• _INSTRUCTIONS TO FOLLOW_: Each entry below is to be given again word for word, with no pictures.

Data records:
----

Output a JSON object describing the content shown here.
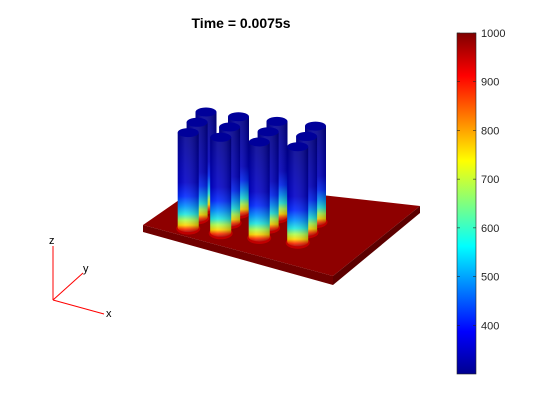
{
  "chart_data": {
    "type": "heatmap",
    "title": "Time = 0.0075s",
    "colormap": "jet",
    "colorbar": {
      "range": [
        300,
        1000
      ],
      "ticks": [
        400,
        500,
        600,
        700,
        800,
        900,
        1000
      ],
      "tick_labels": [
        "400",
        "500",
        "600",
        "700",
        "800",
        "900",
        "1000"
      ]
    },
    "base_plate_temperature": 1000,
    "pin_fin_grid": [
      4,
      3
    ],
    "pin_fin_count": 12,
    "pin_top_temperature": 300,
    "triad_labels": {
      "x": "x",
      "y": "y",
      "z": "z"
    }
  }
}
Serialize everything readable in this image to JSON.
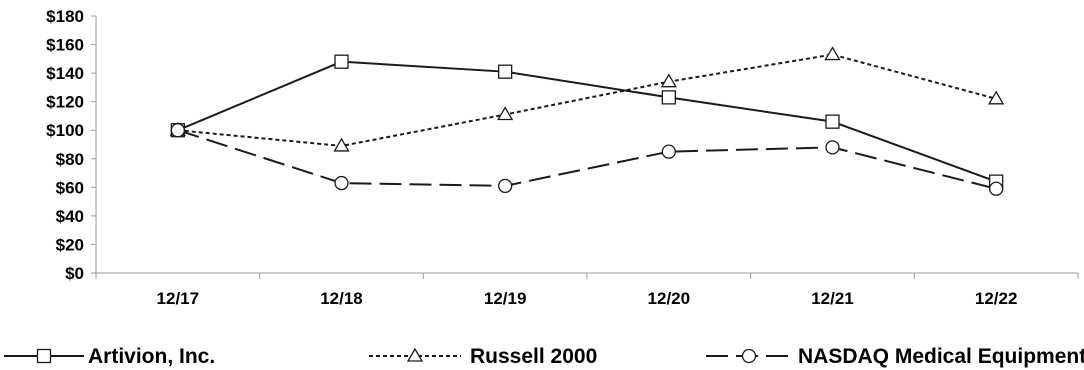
{
  "chart_data": {
    "type": "line",
    "title": "",
    "categories": [
      "12/17",
      "12/18",
      "12/19",
      "12/20",
      "12/21",
      "12/22"
    ],
    "y_ticks": [
      "$0",
      "$20",
      "$40",
      "$60",
      "$80",
      "$100",
      "$120",
      "$140",
      "$160",
      "$180"
    ],
    "ylim": [
      0,
      180
    ],
    "y_step": 20,
    "grid": false,
    "legend_position": "bottom",
    "series": [
      {
        "name": "Artivion, Inc.",
        "values": [
          100,
          148,
          141,
          123,
          106,
          64
        ],
        "marker": "square",
        "dash": "solid",
        "color": "#1a1a1a"
      },
      {
        "name": "Russell 2000",
        "values": [
          100,
          89,
          111,
          134,
          153,
          122
        ],
        "marker": "triangle",
        "dash": "dotted",
        "color": "#1a1a1a"
      },
      {
        "name": "NASDAQ Medical Equipment",
        "values": [
          100,
          63,
          61,
          85,
          88,
          59
        ],
        "marker": "circle",
        "dash": "dashed",
        "color": "#1a1a1a"
      }
    ]
  }
}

----

• _FINISHED ANSWER_:
Output a JSON object describing the content shown here.
{
  "chart_data": {
    "type": "heatmap",
    "title": "Time = 0.0075s",
    "colormap": "jet",
    "colorbar": {
      "range": [
        300,
        1000
      ],
      "ticks": [
        400,
        500,
        600,
        700,
        800,
        900,
        1000
      ],
      "tick_labels": [
        "400",
        "500",
        "600",
        "700",
        "800",
        "900",
        "1000"
      ]
    },
    "base_plate_temperature": 1000,
    "pin_fin_grid": [
      4,
      3
    ],
    "pin_fin_count": 12,
    "pin_top_temperature": 300,
    "triad_labels": {
      "x": "x",
      "y": "y",
      "z": "z"
    }
  }
}
Serialize everything readable in this image to JSON.
{
  "chart_data": {
    "type": "line",
    "title": "",
    "categories": [
      "12/17",
      "12/18",
      "12/19",
      "12/20",
      "12/21",
      "12/22"
    ],
    "y_ticks": [
      "$0",
      "$20",
      "$40",
      "$60",
      "$80",
      "$100",
      "$120",
      "$140",
      "$160",
      "$180"
    ],
    "ylim": [
      0,
      180
    ],
    "y_step": 20,
    "grid": false,
    "legend_position": "bottom",
    "series": [
      {
        "name": "Artivion, Inc.",
        "values": [
          100,
          148,
          141,
          123,
          106,
          64
        ],
        "marker": "square",
        "dash": "solid",
        "color": "#1a1a1a"
      },
      {
        "name": "Russell 2000",
        "values": [
          100,
          89,
          111,
          134,
          153,
          122
        ],
        "marker": "triangle",
        "dash": "dotted",
        "color": "#1a1a1a"
      },
      {
        "name": "NASDAQ Medical Equipment",
        "values": [
          100,
          63,
          61,
          85,
          88,
          59
        ],
        "marker": "circle",
        "dash": "dashed",
        "color": "#1a1a1a"
      }
    ]
  }
}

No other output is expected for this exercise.